Collection entries

(begin)

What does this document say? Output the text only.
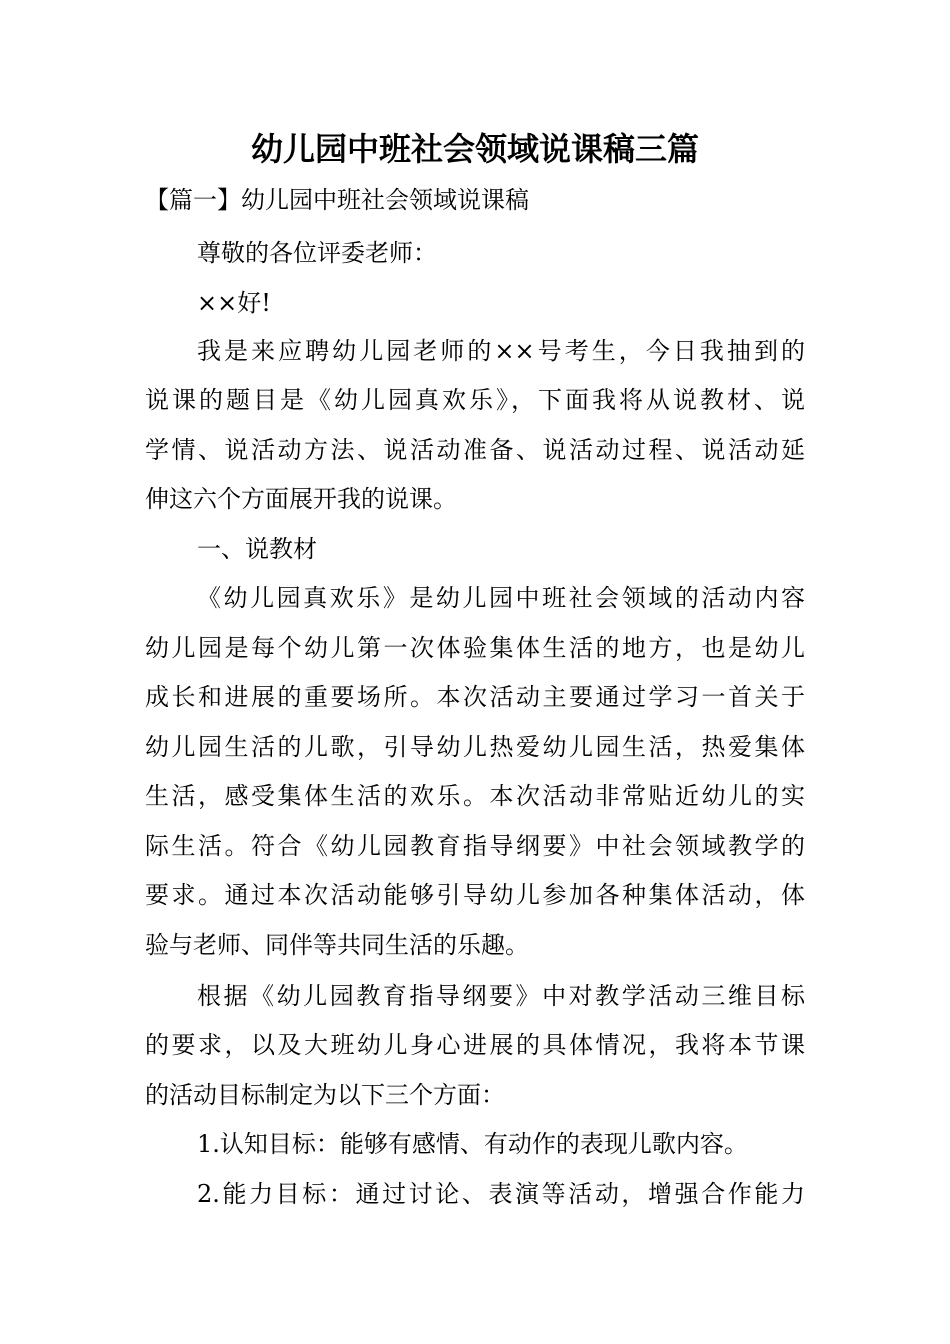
幼儿园中班社会领域说课稿三篇
【篇一】幼儿园中班社会领域说课稿
尊敬的各位评委老师：
××好!
我是来应聘幼儿园老师的××号考生，今日我抽到的
说课的题目是《幼儿园真欢乐》，下面我将从说教材、说
学情、说活动方法、说活动准备、说活动过程、说活动延
伸这六个方面展开我的说课。
一、说教材
《幼儿园真欢乐》是幼儿园中班社会领域的活动内容
幼儿园是每个幼儿第一次体验集体生活的地方，也是幼儿
成长和进展的重要场所。本次活动主要通过学习一首关于
幼儿园生活的儿歌，引导幼儿热爱幼儿园生活，热爱集体
生活，感受集体生活的欢乐。本次活动非常贴近幼儿的实
际生活。符合《幼儿园教育指导纲要》中社会领域教学的
要求。通过本次活动能够引导幼儿参加各种集体活动，体
验与老师、同伴等共同生活的乐趣。
根据《幼儿园教育指导纲要》中对教学活动三维目标
的要求，以及大班幼儿身心进展的具体情况，我将本节课
的活动目标制定为以下三个方面：
1.认知目标：能够有感情、有动作的表现儿歌内容。
2.能力目标：通过讨论、表演等活动，增强合作能力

(end)

◆ **What is expected**
Every line above should be returned exactly; the pictures stay out.

◆ **Full solution**
What does this document say? Output the text only.
幼儿园中班社会领域说课稿三篇
【篇一】幼儿园中班社会领域说课稿
尊敬的各位评委老师：
××好!
我是来应聘幼儿园老师的××号考生，今日我抽到的
说课的题目是《幼儿园真欢乐》，下面我将从说教材、说
学情、说活动方法、说活动准备、说活动过程、说活动延
伸这六个方面展开我的说课。
一、说教材
《幼儿园真欢乐》是幼儿园中班社会领域的活动内容
幼儿园是每个幼儿第一次体验集体生活的地方，也是幼儿
成长和进展的重要场所。本次活动主要通过学习一首关于
幼儿园生活的儿歌，引导幼儿热爱幼儿园生活，热爱集体
生活，感受集体生活的欢乐。本次活动非常贴近幼儿的实
际生活。符合《幼儿园教育指导纲要》中社会领域教学的
要求。通过本次活动能够引导幼儿参加各种集体活动，体
验与老师、同伴等共同生活的乐趣。
根据《幼儿园教育指导纲要》中对教学活动三维目标
的要求，以及大班幼儿身心进展的具体情况，我将本节课
的活动目标制定为以下三个方面：
1.认知目标：能够有感情、有动作的表现儿歌内容。
2.能力目标：通过讨论、表演等活动，增强合作能力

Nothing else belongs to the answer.